Write out all the data again, exactly as it stands.

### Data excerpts
<<<<

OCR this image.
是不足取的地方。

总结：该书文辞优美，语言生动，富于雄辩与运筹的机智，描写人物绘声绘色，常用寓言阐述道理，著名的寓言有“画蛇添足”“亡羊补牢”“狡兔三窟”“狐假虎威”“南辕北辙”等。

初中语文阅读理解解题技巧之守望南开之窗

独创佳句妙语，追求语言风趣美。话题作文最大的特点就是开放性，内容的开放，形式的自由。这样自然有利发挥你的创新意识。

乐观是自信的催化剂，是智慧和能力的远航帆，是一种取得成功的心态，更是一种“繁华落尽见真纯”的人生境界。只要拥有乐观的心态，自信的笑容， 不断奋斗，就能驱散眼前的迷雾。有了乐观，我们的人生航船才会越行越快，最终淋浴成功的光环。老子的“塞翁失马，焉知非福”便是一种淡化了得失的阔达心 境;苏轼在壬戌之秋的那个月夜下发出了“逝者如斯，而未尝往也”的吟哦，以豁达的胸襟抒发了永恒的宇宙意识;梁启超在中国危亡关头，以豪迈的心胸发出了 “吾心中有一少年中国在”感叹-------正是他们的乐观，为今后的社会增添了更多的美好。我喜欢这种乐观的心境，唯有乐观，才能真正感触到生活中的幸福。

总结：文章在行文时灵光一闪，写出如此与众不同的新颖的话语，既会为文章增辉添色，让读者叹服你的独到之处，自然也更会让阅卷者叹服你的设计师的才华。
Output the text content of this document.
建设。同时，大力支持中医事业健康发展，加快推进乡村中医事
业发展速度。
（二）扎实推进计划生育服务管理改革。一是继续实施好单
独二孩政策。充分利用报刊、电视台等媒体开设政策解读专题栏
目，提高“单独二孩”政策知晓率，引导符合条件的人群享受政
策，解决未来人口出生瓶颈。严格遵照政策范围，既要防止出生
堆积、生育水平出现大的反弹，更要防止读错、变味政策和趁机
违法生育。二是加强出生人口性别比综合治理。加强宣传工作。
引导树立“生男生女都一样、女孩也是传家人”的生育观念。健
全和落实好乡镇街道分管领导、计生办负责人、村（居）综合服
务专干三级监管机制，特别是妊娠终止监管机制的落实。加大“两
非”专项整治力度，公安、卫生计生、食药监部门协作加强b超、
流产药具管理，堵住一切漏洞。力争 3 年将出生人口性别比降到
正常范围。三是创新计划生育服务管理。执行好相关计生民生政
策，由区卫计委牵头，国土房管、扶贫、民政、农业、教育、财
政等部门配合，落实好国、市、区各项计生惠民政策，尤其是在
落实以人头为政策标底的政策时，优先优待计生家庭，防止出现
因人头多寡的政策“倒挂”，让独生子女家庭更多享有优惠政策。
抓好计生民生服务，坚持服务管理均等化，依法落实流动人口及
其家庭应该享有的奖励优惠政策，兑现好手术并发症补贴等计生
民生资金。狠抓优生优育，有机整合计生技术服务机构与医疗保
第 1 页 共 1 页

>>>>

### Reply
OCR this image.
是不足取的地方。

总结：该书文辞优美，语言生动，富于雄辩与运筹的机智，描写人物绘声绘色，常用寓言阐述道理，著名的寓言有“画蛇添足”“亡羊补牢”“狡兔三窟”“狐假虎威”“南辕北辙”等。

初中语文阅读理解解题技巧之守望南开之窗

独创佳句妙语，追求语言风趣美。话题作文最大的特点就是开放性，内容的开放，形式的自由。这样自然有利发挥你的创新意识。

乐观是自信的催化剂，是智慧和能力的远航帆，是一种取得成功的心态，更是一种“繁华落尽见真纯”的人生境界。只要拥有乐观的心态，自信的笑容， 不断奋斗，就能驱散眼前的迷雾。有了乐观，我们的人生航船才会越行越快，最终淋浴成功的光环。老子的“塞翁失马，焉知非福”便是一种淡化了得失的阔达心 境;苏轼在壬戌之秋的那个月夜下发出了“逝者如斯，而未尝往也”的吟哦，以豁达的胸襟抒发了永恒的宇宙意识;梁启超在中国危亡关头，以豪迈的心胸发出了 “吾心中有一少年中国在”感叹-------正是他们的乐观，为今后的社会增添了更多的美好。我喜欢这种乐观的心境，唯有乐观，才能真正感触到生活中的幸福。

总结：文章在行文时灵光一闪，写出如此与众不同的新颖的话语，既会为文章增辉添色，让读者叹服你的独到之处，自然也更会让阅卷者叹服你的设计师的才华。
Output the text content of this document.
建设。同时，大力支持中医事业健康发展，加快推进乡村中医事
业发展速度。
（二）扎实推进计划生育服务管理改革。一是继续实施好单
独二孩政策。充分利用报刊、电视台等媒体开设政策解读专题栏
目，提高“单独二孩”政策知晓率，引导符合条件的人群享受政
策，解决未来人口出生瓶颈。严格遵照政策范围，既要防止出生
堆积、生育水平出现大的反弹，更要防止读错、变味政策和趁机
违法生育。二是加强出生人口性别比综合治理。加强宣传工作。
引导树立“生男生女都一样、女孩也是传家人”的生育观念。健
全和落实好乡镇街道分管领导、计生办负责人、村（居）综合服
务专干三级监管机制，特别是妊娠终止监管机制的落实。加大“两
非”专项整治力度，公安、卫生计生、食药监部门协作加强b超、
流产药具管理，堵住一切漏洞。力争 3 年将出生人口性别比降到
正常范围。三是创新计划生育服务管理。执行好相关计生民生政
策，由区卫计委牵头，国土房管、扶贫、民政、农业、教育、财
政等部门配合，落实好国、市、区各项计生惠民政策，尤其是在
落实以人头为政策标底的政策时，优先优待计生家庭，防止出现
因人头多寡的政策“倒挂”，让独生子女家庭更多享有优惠政策。
抓好计生民生服务，坚持服务管理均等化，依法落实流动人口及
其家庭应该享有的奖励优惠政策，兑现好手术并发症补贴等计生
民生资金。狠抓优生优育，有机整合计生技术服务机构与医疗保
第 1 页 共 1 页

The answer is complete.